> **Exercise task**
Collect every line below that contains the word "qualquer".

> **Data listing**
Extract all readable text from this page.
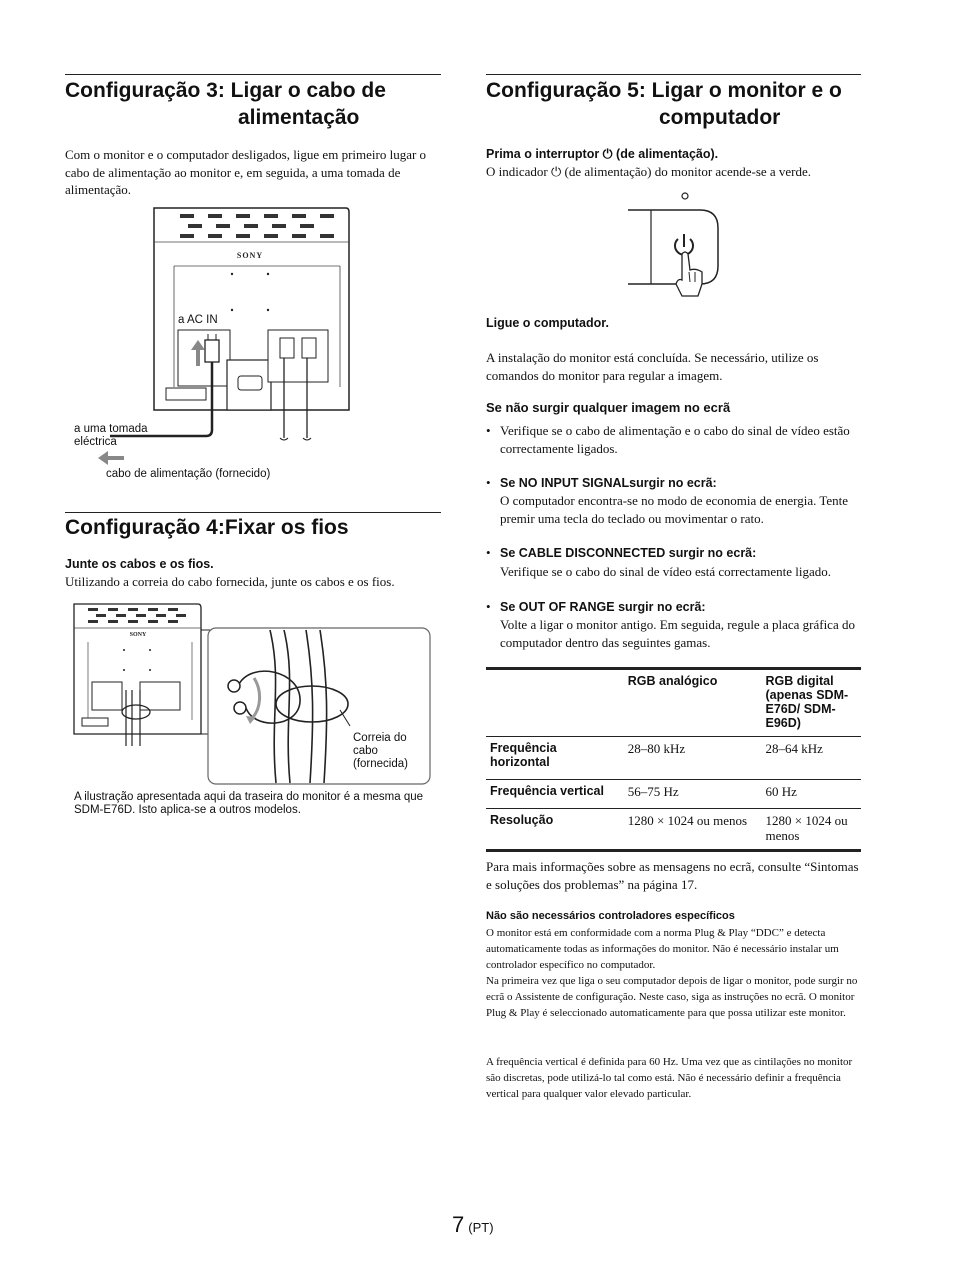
Configuração 3: Ligar o cabo de
alimentação
Com o monitor e o computador desligados, ligue em primeiro lugar o cabo de alimentação ao monitor e, em seguida, a uma tomada de alimentação.
SONY
a AC IN
a uma tomada eléctrica
cabo de alimentação (fornecido)
Configuração 4:Fixar os fios
Junte os cabos e os fios.
Utilizando a correia do cabo fornecida, junte os cabos e os fios.
SONY
Correia do cabo (fornecida)
A ilustração apresentada aqui da traseira do monitor é a mesma que SDM-E76D. Isto aplica-se a outros modelos.
Configuração 5: Ligar o monitor e o
computador
Prima o interruptor ⏻ (de alimentação).
O indicador ⏻ (de alimentação) do monitor acende-se a verde.
Ligue o computador.
A instalação do monitor está concluída. Se necessário, utilize os comandos do monitor para regular a imagem.
Se não surgir qualquer imagem no ecrã
• Verifique se o cabo de alimentação e o cabo do sinal de vídeo estão correctamente ligados.
• Se NO INPUT SIGNALsurgir no ecrã:
O computador encontra-se no modo de economia de energia. Tente premir uma tecla do teclado ou movimentar o rato.
• Se CABLE DISCONNECTED surgir no ecrã:
Verifique se o cabo do sinal de vídeo está correctamente ligado.
• Se OUT OF RANGE surgir no ecrã:
Volte a ligar o monitor antigo. Em seguida, regule a placa gráfica do computador dentro das seguintes gamas.
	RGB analógico	RGB digital (apenas SDM-E76D/ SDM-E96D)
Frequência horizontal	28–80 kHz	28–64 kHz
Frequência vertical	56–75 Hz	60 Hz
Resolução	1280 × 1024 ou menos	1280 × 1024 ou menos
Para mais informações sobre as mensagens no ecrã, consulte “Sintomas e soluções dos problemas” na página 17.
Não são necessários controladores específicos
O monitor está em conformidade com a norma Plug & Play “DDC” e detecta automaticamente todas as informações do monitor. Não é necessário instalar um controlador específico no computador.
Na primeira vez que liga o seu computador depois de ligar o monitor, pode surgir no ecrã o Assistente de configuração. Neste caso, siga as instruções no ecrã. O monitor Plug & Play é seleccionado automaticamente para que possa utilizar este monitor.
A frequência vertical é definida para 60 Hz. Uma vez que as cintilações no monitor são discretas, pode utilizá-lo tal como está. Não é necessário definir a frequência vertical para qualquer valor elevado particular.
7 (PT)
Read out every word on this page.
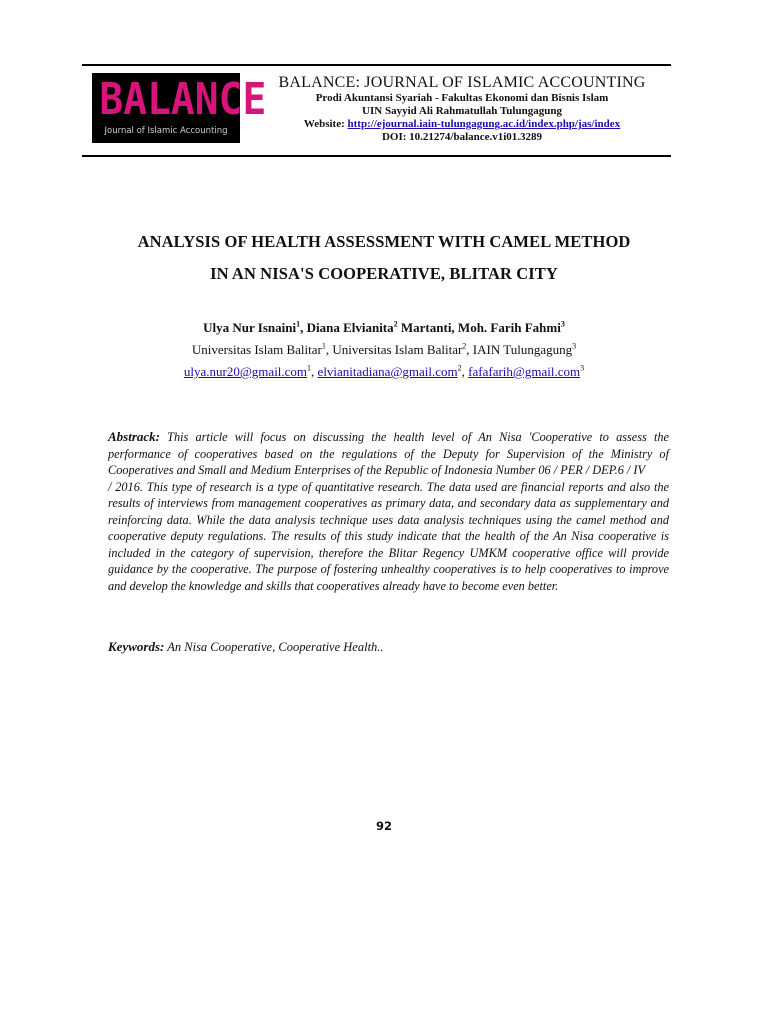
BALANCE
Journal of Islamic Accounting
BALANCE: JOURNAL OF ISLAMIC ACCOUNTING
Prodi Akuntansi Syariah - Fakultas Ekonomi dan Bisnis Islam
UIN Sayyid Ali Rahmatullah Tulungagung
Website: http://ejournal.iain-tulungagung.ac.id/index.php/jas/index
DOI: 10.21274/balance.v1i01.3289
ANALYSIS OF HEALTH ASSESSMENT WITH CAMEL METHOD
IN AN NISA'S COOPERATIVE, BLITAR CITY
Ulya Nur Isnaini$^1$, Diana Elvianita$^2$ Martanti, Moh. Farih Fahmi$^3$
Universitas Islam Balitar$^1$, Universitas Islam Balitar$^2$, IAIN Tulungagung$^3$
ulya.nur20@gmail.com$^1$, elvianitadiana@gmail.com$^2$, fafafarih@gmail.com$^3$
Abstrack: This article will focus on discussing the health level of An Nisa 'Cooperative to assess the performance of cooperatives based on the regulations of the Deputy for Supervision of the Ministry of Cooperatives and Small and Medium Enterprises of the Republic of Indonesia Number 06 / PER / DEP.6 / IV
/ 2016. This type of research is a type of quantitative research. The data used are financial reports and also the results of interviews from management cooperatives as primary data, and secondary data as supplementary and reinforcing data. While the data analysis technique uses data analysis techniques using the camel method and cooperative deputy regulations. The results of this study indicate that the health of the An Nisa cooperative is included in the category of supervision, therefore the Blitar Regency UMKM cooperative office will provide guidance by the cooperative. The purpose of fostering unhealthy cooperatives is to help cooperatives to improve and develop the knowledge and skills that cooperatives already have to become even better.
Keywords: An Nisa Cooperative, Cooperative Health..
92
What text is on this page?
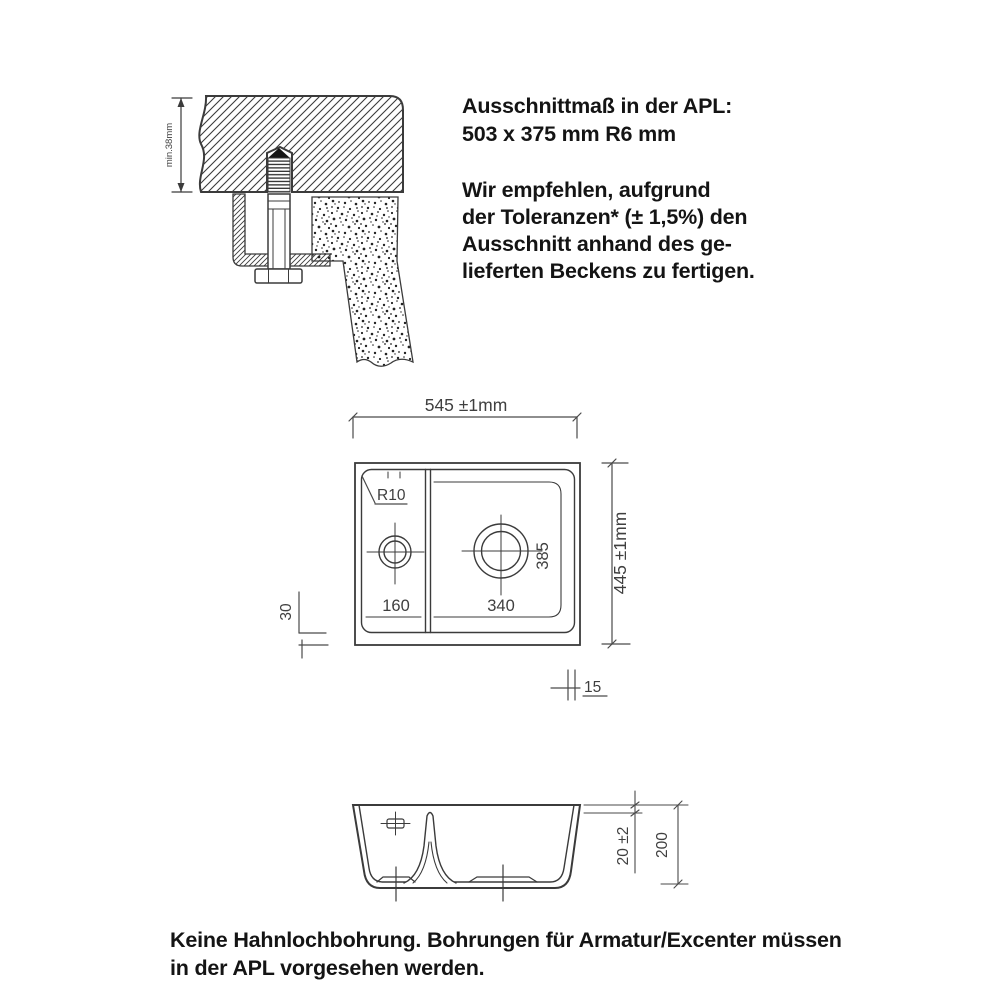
min.38mm
545 ±1mm
R10
160	340
385	445 ±1mm
30
15
20 ±2 200
Ausschnittmaß in der APL:
503 x 375 mm R6 mm
Wir empfehlen, aufgrund
der Toleranzen* (± 1,5%) den
Ausschnitt anhand des ge-
lieferten Beckens zu fertigen.
Keine Hahnlochbohrung. Bohrungen für Armatur/Excenter müssen
in der APL vorgesehen werden.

> **Task answer**
Se não surgir qualquer imagem no ecrã
A frequência vertical é definida para 60 Hz. Uma vez que as cintilações no monitor são discretas, pode utilizá-lo tal como está. Não é necessário definir a frequência vertical para qualquer valor elevado particular.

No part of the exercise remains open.